Transcribe all of the material below word for word and leave out its pictures.

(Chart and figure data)
• • • • •
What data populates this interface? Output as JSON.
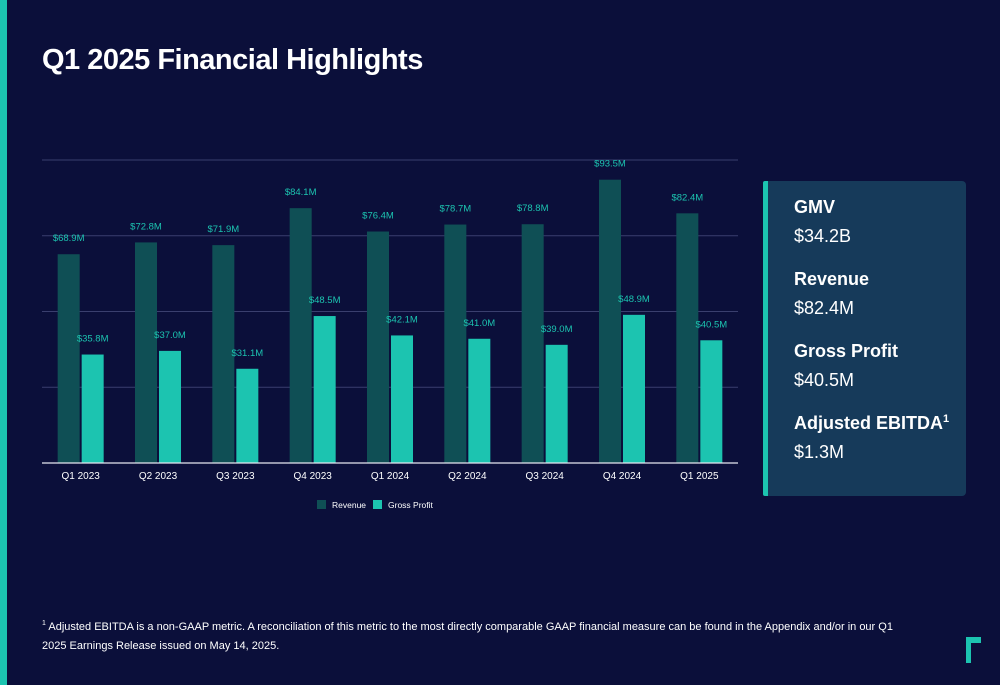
{
  "title": "Q1 2025 Financial Highlights",
  "colors": {
    "background": "#0b0f3a",
    "revenue": "#0f4f55",
    "gross_profit": "#1cc4b0",
    "accent": "#1cc4b0",
    "panel": "#163a5a"
  },
  "chart_data": {
    "type": "bar",
    "categories": [
      "Q1 2023",
      "Q2 2023",
      "Q3 2023",
      "Q4 2023",
      "Q1 2024",
      "Q2 2024",
      "Q3 2024",
      "Q4 2024",
      "Q1 2025"
    ],
    "series": [
      {
        "name": "Revenue",
        "values": [
          68.9,
          72.8,
          71.9,
          84.1,
          76.4,
          78.7,
          78.8,
          93.5,
          82.4
        ],
        "labels": [
          "$68.9M",
          "$72.8M",
          "$71.9M",
          "$84.1M",
          "$76.4M",
          "$78.7M",
          "$78.8M",
          "$93.5M",
          "$82.4M"
        ]
      },
      {
        "name": "Gross Profit",
        "values": [
          35.8,
          37.0,
          31.1,
          48.5,
          42.1,
          41.0,
          39.0,
          48.9,
          40.5
        ],
        "labels": [
          "$35.8M",
          "$37.0M",
          "$31.1M",
          "$48.5M",
          "$42.1M",
          "$41.0M",
          "$39.0M",
          "$48.9M",
          "$40.5M"
        ]
      }
    ],
    "ylim": [
      0,
      100
    ],
    "grid": true,
    "legend": "bottom",
    "title": "",
    "xlabel": "",
    "ylabel": ""
  },
  "panel": {
    "metrics": [
      {
        "label": "GMV",
        "value": "$34.2B"
      },
      {
        "label": "Revenue",
        "value": "$82.4M"
      },
      {
        "label": "Gross Profit",
        "value": "$40.5M"
      },
      {
        "label": "Adjusted EBITDA",
        "sup": "1",
        "value": "$1.3M"
      }
    ]
  },
  "footnote": {
    "marker": "1",
    "text": "Adjusted EBITDA is a non-GAAP metric. A reconciliation of this metric to the most directly comparable GAAP financial measure can be found in the Appendix and/or in our Q1 2025 Earnings Release issued on May 14, 2025."
  }
}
• • • • •
FULL OUTPUT =>
What data populates this interface? Output as JSON.
{
  "title": "Q1 2025 Financial Highlights",
  "colors": {
    "background": "#0b0f3a",
    "revenue": "#0f4f55",
    "gross_profit": "#1cc4b0",
    "accent": "#1cc4b0",
    "panel": "#163a5a"
  },
  "chart_data": {
    "type": "bar",
    "categories": [
      "Q1 2023",
      "Q2 2023",
      "Q3 2023",
      "Q4 2023",
      "Q1 2024",
      "Q2 2024",
      "Q3 2024",
      "Q4 2024",
      "Q1 2025"
    ],
    "series": [
      {
        "name": "Revenue",
        "values": [
          68.9,
          72.8,
          71.9,
          84.1,
          76.4,
          78.7,
          78.8,
          93.5,
          82.4
        ],
        "labels": [
          "$68.9M",
          "$72.8M",
          "$71.9M",
          "$84.1M",
          "$76.4M",
          "$78.7M",
          "$78.8M",
          "$93.5M",
          "$82.4M"
        ]
      },
      {
        "name": "Gross Profit",
        "values": [
          35.8,
          37.0,
          31.1,
          48.5,
          42.1,
          41.0,
          39.0,
          48.9,
          40.5
        ],
        "labels": [
          "$35.8M",
          "$37.0M",
          "$31.1M",
          "$48.5M",
          "$42.1M",
          "$41.0M",
          "$39.0M",
          "$48.9M",
          "$40.5M"
        ]
      }
    ],
    "ylim": [
      0,
      100
    ],
    "grid": true,
    "legend": "bottom",
    "title": "",
    "xlabel": "",
    "ylabel": ""
  },
  "panel": {
    "metrics": [
      {
        "label": "GMV",
        "value": "$34.2B"
      },
      {
        "label": "Revenue",
        "value": "$82.4M"
      },
      {
        "label": "Gross Profit",
        "value": "$40.5M"
      },
      {
        "label": "Adjusted EBITDA",
        "sup": "1",
        "value": "$1.3M"
      }
    ]
  },
  "footnote": {
    "marker": "1",
    "text": "Adjusted EBITDA is a non-GAAP metric. A reconciliation of this metric to the most directly comparable GAAP financial measure can be found in the Appendix and/or in our Q1 2025 Earnings Release issued on May 14, 2025."
  }
}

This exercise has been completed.